__DOCUMENT TEXT__
====

Advanced Micro Devices Inc. is looking to the GitHub of artificial-intelligence developers and to an open-source machine-learning platform spun off from Meta Platforms Inc. to take on Nvidia Corp. in the segment where the $ 1 trillion chip maker makes such high margins — software.
On Tuesday, AMD AMD, -2.91% kicked off its version of Nvidia’s March developers conference and launched its new line of data-center chips meant to handle the massive workloads required by AI. While the company’s Instinct MI300X data accelerator graphics-processing unit was a highlight of the launch, AMD also introduced two partnerships: one with AI startup Hugging Face and another with the Linux-based PyTorch Foundation.
Both partnerships involve AMD’s ROCm AI software stack, the company’s answer to Nvidia’s proprietary CUDA platform and application-programming interface. AMD called ROCm an open and portable AI system with out-of-the-box support that can port to existing AI models.
Read: AMD, Nvidia face ‘tight’ budgets from cloud-service providers even as AI grows
Clement Delangue, the CEO of Hugging Face, said his company has been described as “what GitHub has been for previous version of software, but for the AI world.” The six-year-old New York-based AI startup has already received $ 160.2 million in venture funding from investors like Kevin Durant’s Thirty Five Ventures and Sequoia Capital, according to Crunchbase, giving it an estimated valuation of about $ 2 billion. GitHub itself was acquired by Microsoft in 2018 for $ 7.5 billion.

====

__REQUIREMENT__
Restate the part of the article on AMD's AI software push that opens with the words containing "On Tuesday, AMD" and closes with "existing AI models.", changing "partnerships" to "collaborations" throughout.

====

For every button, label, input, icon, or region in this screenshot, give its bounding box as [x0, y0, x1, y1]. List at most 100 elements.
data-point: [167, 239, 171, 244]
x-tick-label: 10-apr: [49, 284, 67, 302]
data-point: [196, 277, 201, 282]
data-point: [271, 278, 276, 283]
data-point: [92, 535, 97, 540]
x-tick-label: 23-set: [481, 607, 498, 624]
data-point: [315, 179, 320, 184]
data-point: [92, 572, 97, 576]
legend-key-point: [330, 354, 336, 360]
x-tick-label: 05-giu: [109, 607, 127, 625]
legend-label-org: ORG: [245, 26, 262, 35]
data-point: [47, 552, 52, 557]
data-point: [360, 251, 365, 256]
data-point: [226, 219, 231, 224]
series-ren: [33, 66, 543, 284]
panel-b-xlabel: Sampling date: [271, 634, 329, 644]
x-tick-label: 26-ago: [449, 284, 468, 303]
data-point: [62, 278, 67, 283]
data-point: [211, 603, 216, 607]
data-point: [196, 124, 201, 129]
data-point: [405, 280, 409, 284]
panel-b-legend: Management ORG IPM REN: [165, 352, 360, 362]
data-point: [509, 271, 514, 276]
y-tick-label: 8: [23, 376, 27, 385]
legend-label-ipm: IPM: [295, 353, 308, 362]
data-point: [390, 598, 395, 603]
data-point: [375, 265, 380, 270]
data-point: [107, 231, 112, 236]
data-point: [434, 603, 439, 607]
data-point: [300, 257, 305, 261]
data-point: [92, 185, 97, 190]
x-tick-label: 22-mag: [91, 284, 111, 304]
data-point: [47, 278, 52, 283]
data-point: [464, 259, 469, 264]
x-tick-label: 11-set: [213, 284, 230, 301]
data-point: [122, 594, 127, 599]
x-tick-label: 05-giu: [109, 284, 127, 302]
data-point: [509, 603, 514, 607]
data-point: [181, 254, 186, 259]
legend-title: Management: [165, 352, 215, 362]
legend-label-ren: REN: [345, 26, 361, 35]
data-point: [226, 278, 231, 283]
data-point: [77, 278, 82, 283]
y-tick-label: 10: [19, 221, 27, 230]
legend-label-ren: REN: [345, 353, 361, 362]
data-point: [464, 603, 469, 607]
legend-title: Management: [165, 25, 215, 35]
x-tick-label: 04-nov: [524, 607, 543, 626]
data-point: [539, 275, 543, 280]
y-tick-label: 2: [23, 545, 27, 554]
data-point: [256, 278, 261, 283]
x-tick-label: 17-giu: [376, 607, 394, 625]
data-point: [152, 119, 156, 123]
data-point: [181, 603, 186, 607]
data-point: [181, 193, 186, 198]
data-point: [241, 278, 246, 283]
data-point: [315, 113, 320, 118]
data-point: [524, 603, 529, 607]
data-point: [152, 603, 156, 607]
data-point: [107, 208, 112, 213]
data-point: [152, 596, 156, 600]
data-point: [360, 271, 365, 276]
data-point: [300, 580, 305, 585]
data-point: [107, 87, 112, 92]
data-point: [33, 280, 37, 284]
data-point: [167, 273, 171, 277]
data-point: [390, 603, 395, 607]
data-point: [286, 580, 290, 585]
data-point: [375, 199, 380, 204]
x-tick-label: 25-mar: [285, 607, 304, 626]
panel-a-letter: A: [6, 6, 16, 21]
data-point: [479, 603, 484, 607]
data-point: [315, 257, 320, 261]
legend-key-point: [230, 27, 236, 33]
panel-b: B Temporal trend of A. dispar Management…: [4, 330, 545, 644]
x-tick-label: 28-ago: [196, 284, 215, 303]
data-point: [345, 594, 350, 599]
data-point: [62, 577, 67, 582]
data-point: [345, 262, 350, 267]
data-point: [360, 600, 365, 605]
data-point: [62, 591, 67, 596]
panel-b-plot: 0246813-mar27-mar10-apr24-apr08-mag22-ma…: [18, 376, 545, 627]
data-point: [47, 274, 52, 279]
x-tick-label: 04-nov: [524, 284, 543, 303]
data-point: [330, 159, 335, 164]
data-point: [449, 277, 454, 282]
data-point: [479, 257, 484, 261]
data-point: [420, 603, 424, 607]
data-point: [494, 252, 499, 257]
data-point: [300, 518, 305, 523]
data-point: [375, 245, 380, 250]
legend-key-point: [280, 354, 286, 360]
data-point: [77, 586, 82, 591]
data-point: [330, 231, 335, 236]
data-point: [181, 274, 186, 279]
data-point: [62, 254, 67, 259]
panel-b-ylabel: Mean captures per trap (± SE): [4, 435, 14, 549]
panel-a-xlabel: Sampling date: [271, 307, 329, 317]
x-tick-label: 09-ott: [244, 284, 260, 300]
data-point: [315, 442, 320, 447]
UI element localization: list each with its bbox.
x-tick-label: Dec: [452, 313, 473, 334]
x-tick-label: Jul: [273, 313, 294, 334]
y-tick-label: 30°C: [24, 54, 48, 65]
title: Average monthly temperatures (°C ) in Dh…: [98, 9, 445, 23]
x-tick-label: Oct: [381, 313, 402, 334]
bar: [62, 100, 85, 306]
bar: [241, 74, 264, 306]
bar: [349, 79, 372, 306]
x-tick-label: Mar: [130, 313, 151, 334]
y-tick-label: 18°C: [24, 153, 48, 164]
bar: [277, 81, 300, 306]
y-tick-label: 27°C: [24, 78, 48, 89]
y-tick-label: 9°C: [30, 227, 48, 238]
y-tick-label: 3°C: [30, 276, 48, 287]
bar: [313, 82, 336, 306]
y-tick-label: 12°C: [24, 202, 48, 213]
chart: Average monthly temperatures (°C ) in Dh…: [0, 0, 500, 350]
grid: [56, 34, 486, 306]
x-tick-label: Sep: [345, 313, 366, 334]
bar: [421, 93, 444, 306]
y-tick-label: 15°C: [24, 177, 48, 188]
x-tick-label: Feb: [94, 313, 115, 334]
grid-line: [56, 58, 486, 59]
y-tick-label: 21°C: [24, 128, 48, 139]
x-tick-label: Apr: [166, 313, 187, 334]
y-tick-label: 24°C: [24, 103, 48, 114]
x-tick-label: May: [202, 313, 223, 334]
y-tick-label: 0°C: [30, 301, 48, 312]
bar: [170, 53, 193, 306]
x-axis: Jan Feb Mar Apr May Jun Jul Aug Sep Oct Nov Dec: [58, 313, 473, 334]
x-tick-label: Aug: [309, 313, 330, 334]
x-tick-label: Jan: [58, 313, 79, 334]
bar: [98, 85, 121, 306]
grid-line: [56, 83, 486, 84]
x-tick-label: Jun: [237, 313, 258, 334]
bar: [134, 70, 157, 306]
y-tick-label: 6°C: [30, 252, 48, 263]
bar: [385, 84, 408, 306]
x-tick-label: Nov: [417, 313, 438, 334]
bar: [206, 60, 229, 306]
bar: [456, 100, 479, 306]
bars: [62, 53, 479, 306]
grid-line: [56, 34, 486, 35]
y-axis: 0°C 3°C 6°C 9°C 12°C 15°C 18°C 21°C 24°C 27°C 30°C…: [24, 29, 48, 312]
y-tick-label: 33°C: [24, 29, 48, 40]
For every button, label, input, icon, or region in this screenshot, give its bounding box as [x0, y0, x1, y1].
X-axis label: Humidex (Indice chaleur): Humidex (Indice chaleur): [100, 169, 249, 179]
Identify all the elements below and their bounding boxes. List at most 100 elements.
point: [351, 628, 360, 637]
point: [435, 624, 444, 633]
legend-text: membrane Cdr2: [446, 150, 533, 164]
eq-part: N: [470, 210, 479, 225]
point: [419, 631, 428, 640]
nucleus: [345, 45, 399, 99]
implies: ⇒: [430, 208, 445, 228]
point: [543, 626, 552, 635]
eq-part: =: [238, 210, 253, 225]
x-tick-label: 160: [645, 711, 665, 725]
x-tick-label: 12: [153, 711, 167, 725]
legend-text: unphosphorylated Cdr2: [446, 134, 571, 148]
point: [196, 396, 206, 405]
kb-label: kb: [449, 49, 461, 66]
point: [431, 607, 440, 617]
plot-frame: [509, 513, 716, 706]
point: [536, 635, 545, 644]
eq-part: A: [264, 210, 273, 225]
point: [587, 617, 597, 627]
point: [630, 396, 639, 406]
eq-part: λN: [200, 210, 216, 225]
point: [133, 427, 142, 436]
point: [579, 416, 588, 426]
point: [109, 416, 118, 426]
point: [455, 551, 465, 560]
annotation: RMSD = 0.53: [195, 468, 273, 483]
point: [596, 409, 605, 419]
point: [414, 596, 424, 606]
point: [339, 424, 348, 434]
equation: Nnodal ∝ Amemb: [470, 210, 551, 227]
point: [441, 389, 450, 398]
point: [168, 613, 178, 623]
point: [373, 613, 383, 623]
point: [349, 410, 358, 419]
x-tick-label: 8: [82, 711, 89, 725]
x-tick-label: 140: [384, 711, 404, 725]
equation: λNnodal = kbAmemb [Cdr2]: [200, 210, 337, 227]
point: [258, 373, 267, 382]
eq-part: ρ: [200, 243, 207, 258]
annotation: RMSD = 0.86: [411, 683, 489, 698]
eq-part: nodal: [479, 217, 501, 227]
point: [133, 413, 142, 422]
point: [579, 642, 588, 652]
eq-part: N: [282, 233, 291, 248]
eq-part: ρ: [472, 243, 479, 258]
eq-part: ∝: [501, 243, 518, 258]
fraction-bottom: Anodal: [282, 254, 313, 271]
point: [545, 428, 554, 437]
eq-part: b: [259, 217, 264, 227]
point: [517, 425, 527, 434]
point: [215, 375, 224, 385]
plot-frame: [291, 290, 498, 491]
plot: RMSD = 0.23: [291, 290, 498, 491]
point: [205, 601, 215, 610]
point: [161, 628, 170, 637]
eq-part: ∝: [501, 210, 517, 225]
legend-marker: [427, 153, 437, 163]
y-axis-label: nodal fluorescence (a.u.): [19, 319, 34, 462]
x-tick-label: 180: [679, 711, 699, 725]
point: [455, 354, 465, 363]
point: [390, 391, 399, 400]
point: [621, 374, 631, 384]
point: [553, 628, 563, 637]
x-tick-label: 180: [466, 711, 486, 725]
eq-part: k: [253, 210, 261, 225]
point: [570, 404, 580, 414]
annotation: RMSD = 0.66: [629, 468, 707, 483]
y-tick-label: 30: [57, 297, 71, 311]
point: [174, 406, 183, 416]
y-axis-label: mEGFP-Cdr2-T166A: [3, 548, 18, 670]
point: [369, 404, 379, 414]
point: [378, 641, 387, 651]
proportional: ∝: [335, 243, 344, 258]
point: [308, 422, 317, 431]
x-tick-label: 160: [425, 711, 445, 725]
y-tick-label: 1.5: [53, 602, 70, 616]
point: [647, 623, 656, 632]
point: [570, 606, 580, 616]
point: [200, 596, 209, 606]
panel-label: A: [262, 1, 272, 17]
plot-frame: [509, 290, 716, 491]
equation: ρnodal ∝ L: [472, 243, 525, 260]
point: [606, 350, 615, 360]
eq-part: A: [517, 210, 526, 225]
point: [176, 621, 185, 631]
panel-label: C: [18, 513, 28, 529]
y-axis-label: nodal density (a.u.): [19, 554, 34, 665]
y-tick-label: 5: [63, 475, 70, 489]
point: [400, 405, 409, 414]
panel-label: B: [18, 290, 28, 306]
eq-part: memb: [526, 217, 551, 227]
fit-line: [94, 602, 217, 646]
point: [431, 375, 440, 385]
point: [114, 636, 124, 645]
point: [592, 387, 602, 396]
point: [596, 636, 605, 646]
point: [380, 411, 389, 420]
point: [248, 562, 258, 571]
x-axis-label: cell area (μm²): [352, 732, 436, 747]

====

__OUTPUT BELOW__
On Tuesday, AMD AMD, -2.91% kicked off its version of Nvidia’s March developers conference and launched its new line of data-center chips meant to handle the massive workloads required by AI. While the company’s Instinct MI300X data accelerator graphics-processing unit was a highlight of the launch, AMD also introduced two collaborations: one with AI startup Hugging Face and another with the Linux-based PyTorch Foundation.
Both collaborations involve AMD’s ROCm AI software stack, the company’s answer to Nvidia’s proprietary CUDA platform and application-programming interface. AMD called ROCm an open and portable AI system with out-of-the-box support that can port to existing AI models.